■ Stated exercise ■
Without the pictures, set down the records below word for word.
───── Records to use
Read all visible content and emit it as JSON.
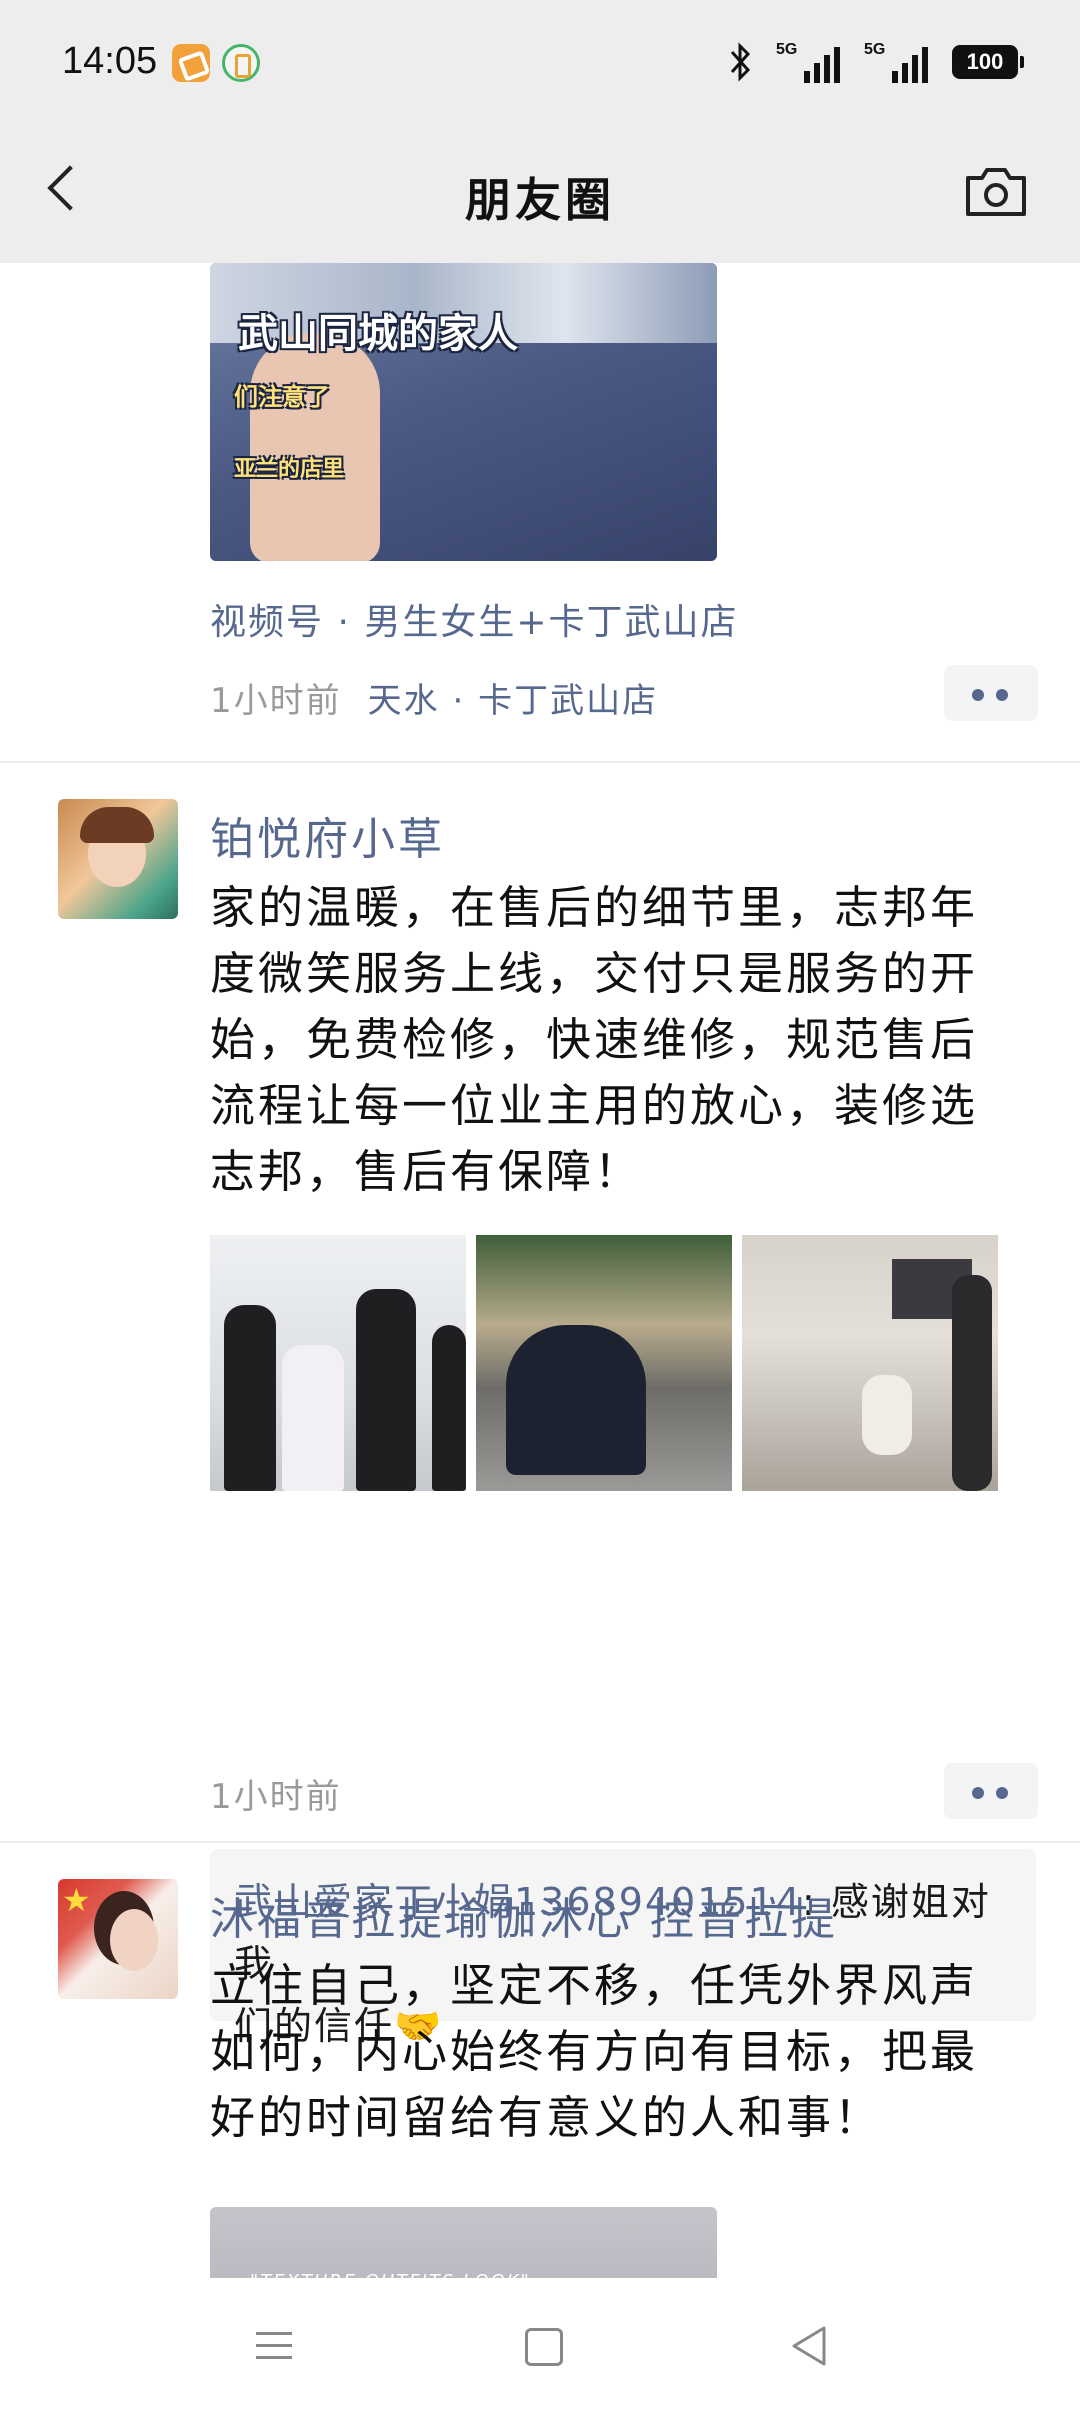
{
  "status_bar": {
    "time": "14:05",
    "network_1": "5G",
    "network_2": "5G",
    "battery": "100"
  },
  "nav": {
    "title": "朋友圈"
  },
  "posts": [
    {
      "video_captions": [
        "武山同城的家人",
        "们注意了",
        "亚兰的店里"
      ],
      "channel_link": "视频号 · 男生女生+卡丁武山店",
      "time": "1小时前",
      "location": "天水 · 卡丁武山店"
    },
    {
      "username": "铂悦府小草",
      "text_lines": [
        "家的温暖，在售后的细节里，志邦年",
        "度微笑服务上线，交付只是服务的开",
        "始，免费检修，快速维修，规范售后",
        "流程让每一位业主用的放心，装修选",
        "志邦，售后有保障！"
      ],
      "time": "1小时前",
      "comment": {
        "author": "武山爱家丁小娟13689401514",
        "separator": ": ",
        "text_line1": "感谢姐对我",
        "text_line2": "们的信任🤝"
      }
    },
    {
      "username": "沐福普拉提瑜伽沐心 控普拉提",
      "text_lines": [
        "立住自己，坚定不移，任凭外界风声",
        "如何，内心始终有方向有目标，把最",
        "好的时间留给有意义的人和事！"
      ],
      "video_caption": "\"TEXTURE OUTFITS LOOK\""
    }
  ],
  "icons": {
    "back": "chevron-left-icon",
    "camera": "camera-icon",
    "more": "more-dots-icon",
    "menu": "menu-icon",
    "home": "home-square-icon",
    "nav_back": "triangle-back-icon"
  },
  "colors": {
    "link": "#57688f",
    "header_bg": "#ededed",
    "comment_bg": "#f5f5f5",
    "meta_gray": "#9a9a9a"
  }
}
──────────
■ Response to the task ■
Read all visible content and emit it as JSON.
{
  "status_bar": {
    "time": "14:05",
    "network_1": "5G",
    "network_2": "5G",
    "battery": "100"
  },
  "nav": {
    "title": "朋友圈"
  },
  "posts": [
    {
      "video_captions": [
        "武山同城的家人",
        "们注意了",
        "亚兰的店里"
      ],
      "channel_link": "视频号 · 男生女生+卡丁武山店",
      "time": "1小时前",
      "location": "天水 · 卡丁武山店"
    },
    {
      "username": "铂悦府小草",
      "text_lines": [
        "家的温暖，在售后的细节里，志邦年",
        "度微笑服务上线，交付只是服务的开",
        "始，免费检修，快速维修，规范售后",
        "流程让每一位业主用的放心，装修选",
        "志邦，售后有保障！"
      ],
      "time": "1小时前",
      "comment": {
        "author": "武山爱家丁小娟13689401514",
        "separator": ": ",
        "text_line1": "感谢姐对我",
        "text_line2": "们的信任🤝"
      }
    },
    {
      "username": "沐福普拉提瑜伽沐心 控普拉提",
      "text_lines": [
        "立住自己，坚定不移，任凭外界风声",
        "如何，内心始终有方向有目标，把最",
        "好的时间留给有意义的人和事！"
      ],
      "video_caption": "\"TEXTURE OUTFITS LOOK\""
    }
  ],
  "icons": {
    "back": "chevron-left-icon",
    "camera": "camera-icon",
    "more": "more-dots-icon",
    "menu": "menu-icon",
    "home": "home-square-icon",
    "nav_back": "triangle-back-icon"
  },
  "colors": {
    "link": "#57688f",
    "header_bg": "#ededed",
    "comment_bg": "#f5f5f5",
    "meta_gray": "#9a9a9a"
  }
}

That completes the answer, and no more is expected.